» Prompt: Print the data exactly as it is given, please.

═══ Raw records ═══

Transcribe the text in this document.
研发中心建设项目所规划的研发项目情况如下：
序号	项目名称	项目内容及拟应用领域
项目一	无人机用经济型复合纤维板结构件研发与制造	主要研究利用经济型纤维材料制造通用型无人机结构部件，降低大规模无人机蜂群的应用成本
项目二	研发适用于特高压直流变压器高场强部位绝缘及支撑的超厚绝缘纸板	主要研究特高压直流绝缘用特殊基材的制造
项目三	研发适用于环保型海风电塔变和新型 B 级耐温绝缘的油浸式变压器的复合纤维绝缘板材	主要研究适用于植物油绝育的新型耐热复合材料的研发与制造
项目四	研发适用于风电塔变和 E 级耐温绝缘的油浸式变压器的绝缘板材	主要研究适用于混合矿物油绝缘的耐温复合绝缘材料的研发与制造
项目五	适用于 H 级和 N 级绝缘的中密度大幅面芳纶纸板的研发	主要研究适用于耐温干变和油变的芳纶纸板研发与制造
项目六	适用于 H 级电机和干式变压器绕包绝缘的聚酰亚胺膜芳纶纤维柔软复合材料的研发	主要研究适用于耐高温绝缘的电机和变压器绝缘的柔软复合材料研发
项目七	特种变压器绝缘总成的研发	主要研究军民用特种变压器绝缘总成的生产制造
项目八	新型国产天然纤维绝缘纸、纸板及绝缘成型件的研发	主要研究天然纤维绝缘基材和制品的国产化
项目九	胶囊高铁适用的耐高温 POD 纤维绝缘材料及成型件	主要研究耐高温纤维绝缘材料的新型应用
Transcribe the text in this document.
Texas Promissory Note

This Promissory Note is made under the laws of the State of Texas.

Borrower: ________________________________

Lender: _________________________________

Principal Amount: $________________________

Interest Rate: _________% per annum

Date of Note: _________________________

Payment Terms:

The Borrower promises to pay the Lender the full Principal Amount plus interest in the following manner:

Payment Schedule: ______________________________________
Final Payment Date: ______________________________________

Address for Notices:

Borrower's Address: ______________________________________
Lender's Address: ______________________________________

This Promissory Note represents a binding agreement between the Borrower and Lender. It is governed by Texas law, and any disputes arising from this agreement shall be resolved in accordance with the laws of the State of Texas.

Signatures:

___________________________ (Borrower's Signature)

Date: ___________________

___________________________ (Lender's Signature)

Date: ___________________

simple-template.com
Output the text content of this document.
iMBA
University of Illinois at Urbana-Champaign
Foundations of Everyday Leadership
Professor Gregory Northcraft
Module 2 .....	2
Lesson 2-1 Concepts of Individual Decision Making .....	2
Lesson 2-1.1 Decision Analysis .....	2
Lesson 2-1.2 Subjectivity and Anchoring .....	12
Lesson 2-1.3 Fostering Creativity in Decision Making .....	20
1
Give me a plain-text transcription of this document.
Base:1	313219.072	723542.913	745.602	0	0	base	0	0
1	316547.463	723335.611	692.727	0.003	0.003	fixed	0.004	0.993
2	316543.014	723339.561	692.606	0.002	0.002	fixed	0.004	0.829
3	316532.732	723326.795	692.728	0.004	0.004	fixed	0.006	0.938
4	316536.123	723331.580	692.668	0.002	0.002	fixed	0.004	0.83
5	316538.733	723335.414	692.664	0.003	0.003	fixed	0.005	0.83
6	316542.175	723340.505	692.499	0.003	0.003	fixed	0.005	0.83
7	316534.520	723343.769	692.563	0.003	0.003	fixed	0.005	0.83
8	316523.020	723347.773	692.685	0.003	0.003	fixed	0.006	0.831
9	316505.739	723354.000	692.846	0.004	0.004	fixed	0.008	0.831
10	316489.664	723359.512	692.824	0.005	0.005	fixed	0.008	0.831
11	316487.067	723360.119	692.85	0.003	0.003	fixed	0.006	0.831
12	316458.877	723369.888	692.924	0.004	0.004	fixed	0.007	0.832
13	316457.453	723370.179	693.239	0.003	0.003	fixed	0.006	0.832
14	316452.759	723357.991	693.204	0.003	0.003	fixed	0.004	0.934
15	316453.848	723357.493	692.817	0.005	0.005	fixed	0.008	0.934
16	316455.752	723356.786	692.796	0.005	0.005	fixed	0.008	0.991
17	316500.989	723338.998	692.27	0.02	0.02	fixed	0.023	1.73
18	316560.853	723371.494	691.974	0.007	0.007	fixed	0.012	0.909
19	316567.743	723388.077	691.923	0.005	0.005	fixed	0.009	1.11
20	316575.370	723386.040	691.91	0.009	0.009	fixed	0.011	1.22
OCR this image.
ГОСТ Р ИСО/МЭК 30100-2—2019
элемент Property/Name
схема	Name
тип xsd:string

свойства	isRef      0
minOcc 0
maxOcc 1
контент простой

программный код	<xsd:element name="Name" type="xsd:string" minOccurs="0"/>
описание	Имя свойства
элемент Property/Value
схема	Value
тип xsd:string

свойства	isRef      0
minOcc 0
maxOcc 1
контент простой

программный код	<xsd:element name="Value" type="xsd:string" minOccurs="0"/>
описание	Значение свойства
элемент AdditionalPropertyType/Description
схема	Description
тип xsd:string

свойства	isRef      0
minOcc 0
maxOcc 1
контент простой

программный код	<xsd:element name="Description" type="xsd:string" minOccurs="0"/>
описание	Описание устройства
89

═══

» Full answer:
Transcribe the text in this document.
研发中心建设项目所规划的研发项目情况如下：
序号	项目名称	项目内容及拟应用领域
项目一	无人机用经济型复合纤维板结构件研发与制造	主要研究利用经济型纤维材料制造通用型无人机结构部件，降低大规模无人机蜂群的应用成本
项目二	研发适用于特高压直流变压器高场强部位绝缘及支撑的超厚绝缘纸板	主要研究特高压直流绝缘用特殊基材的制造
项目三	研发适用于环保型海风电塔变和新型 B 级耐温绝缘的油浸式变压器的复合纤维绝缘板材	主要研究适用于植物油绝育的新型耐热复合材料的研发与制造
项目四	研发适用于风电塔变和 E 级耐温绝缘的油浸式变压器的绝缘板材	主要研究适用于混合矿物油绝缘的耐温复合绝缘材料的研发与制造
项目五	适用于 H 级和 N 级绝缘的中密度大幅面芳纶纸板的研发	主要研究适用于耐温干变和油变的芳纶纸板研发与制造
项目六	适用于 H 级电机和干式变压器绕包绝缘的聚酰亚胺膜芳纶纤维柔软复合材料的研发	主要研究适用于耐高温绝缘的电机和变压器绝缘的柔软复合材料研发
项目七	特种变压器绝缘总成的研发	主要研究军民用特种变压器绝缘总成的生产制造
项目八	新型国产天然纤维绝缘纸、纸板及绝缘成型件的研发	主要研究天然纤维绝缘基材和制品的国产化
项目九	胶囊高铁适用的耐高温 POD 纤维绝缘材料及成型件	主要研究耐高温纤维绝缘材料的新型应用
Transcribe the text in this document.
Texas Promissory Note

This Promissory Note is made under the laws of the State of Texas.

Borrower: ________________________________

Lender: _________________________________

Principal Amount: $________________________

Interest Rate: _________% per annum

Date of Note: _________________________

Payment Terms:

The Borrower promises to pay the Lender the full Principal Amount plus interest in the following manner:

Payment Schedule: ______________________________________
Final Payment Date: ______________________________________

Address for Notices:

Borrower's Address: ______________________________________
Lender's Address: ______________________________________

This Promissory Note represents a binding agreement between the Borrower and Lender. It is governed by Texas law, and any disputes arising from this agreement shall be resolved in accordance with the laws of the State of Texas.

Signatures:

___________________________ (Borrower's Signature)

Date: ___________________

___________________________ (Lender's Signature)

Date: ___________________

simple-template.com
Output the text content of this document.
iMBA
University of Illinois at Urbana-Champaign
Foundations of Everyday Leadership
Professor Gregory Northcraft
Module 2 .....	2
Lesson 2-1 Concepts of Individual Decision Making .....	2
Lesson 2-1.1 Decision Analysis .....	2
Lesson 2-1.2 Subjectivity and Anchoring .....	12
Lesson 2-1.3 Fostering Creativity in Decision Making .....	20
1
Give me a plain-text transcription of this document.
Base:1	313219.072	723542.913	745.602	0	0	base	0	0
1	316547.463	723335.611	692.727	0.003	0.003	fixed	0.004	0.993
2	316543.014	723339.561	692.606	0.002	0.002	fixed	0.004	0.829
3	316532.732	723326.795	692.728	0.004	0.004	fixed	0.006	0.938
4	316536.123	723331.580	692.668	0.002	0.002	fixed	0.004	0.83
5	316538.733	723335.414	692.664	0.003	0.003	fixed	0.005	0.83
6	316542.175	723340.505	692.499	0.003	0.003	fixed	0.005	0.83
7	316534.520	723343.769	692.563	0.003	0.003	fixed	0.005	0.83
8	316523.020	723347.773	692.685	0.003	0.003	fixed	0.006	0.831
9	316505.739	723354.000	692.846	0.004	0.004	fixed	0.008	0.831
10	316489.664	723359.512	692.824	0.005	0.005	fixed	0.008	0.831
11	316487.067	723360.119	692.85	0.003	0.003	fixed	0.006	0.831
12	316458.877	723369.888	692.924	0.004	0.004	fixed	0.007	0.832
13	316457.453	723370.179	693.239	0.003	0.003	fixed	0.006	0.832
14	316452.759	723357.991	693.204	0.003	0.003	fixed	0.004	0.934
15	316453.848	723357.493	692.817	0.005	0.005	fixed	0.008	0.934
16	316455.752	723356.786	692.796	0.005	0.005	fixed	0.008	0.991
17	316500.989	723338.998	692.27	0.02	0.02	fixed	0.023	1.73
18	316560.853	723371.494	691.974	0.007	0.007	fixed	0.012	0.909
19	316567.743	723388.077	691.923	0.005	0.005	fixed	0.009	1.11
20	316575.370	723386.040	691.91	0.009	0.009	fixed	0.011	1.22
OCR this image.
ГОСТ Р ИСО/МЭК 30100-2—2019
элемент Property/Name
схема	Name
тип xsd:string

свойства	isRef      0
minOcc 0
maxOcc 1
контент простой

программный код	<xsd:element name="Name" type="xsd:string" minOccurs="0"/>
описание	Имя свойства
элемент Property/Value
схема	Value
тип xsd:string

свойства	isRef      0
minOcc 0
maxOcc 1
контент простой

программный код	<xsd:element name="Value" type="xsd:string" minOccurs="0"/>
описание	Значение свойства
элемент AdditionalPropertyType/Description
схема	Description
тип xsd:string

свойства	isRef      0
minOcc 0
maxOcc 1
контент простой

программный код	<xsd:element name="Description" type="xsd:string" minOccurs="0"/>
описание	Описание устройства
89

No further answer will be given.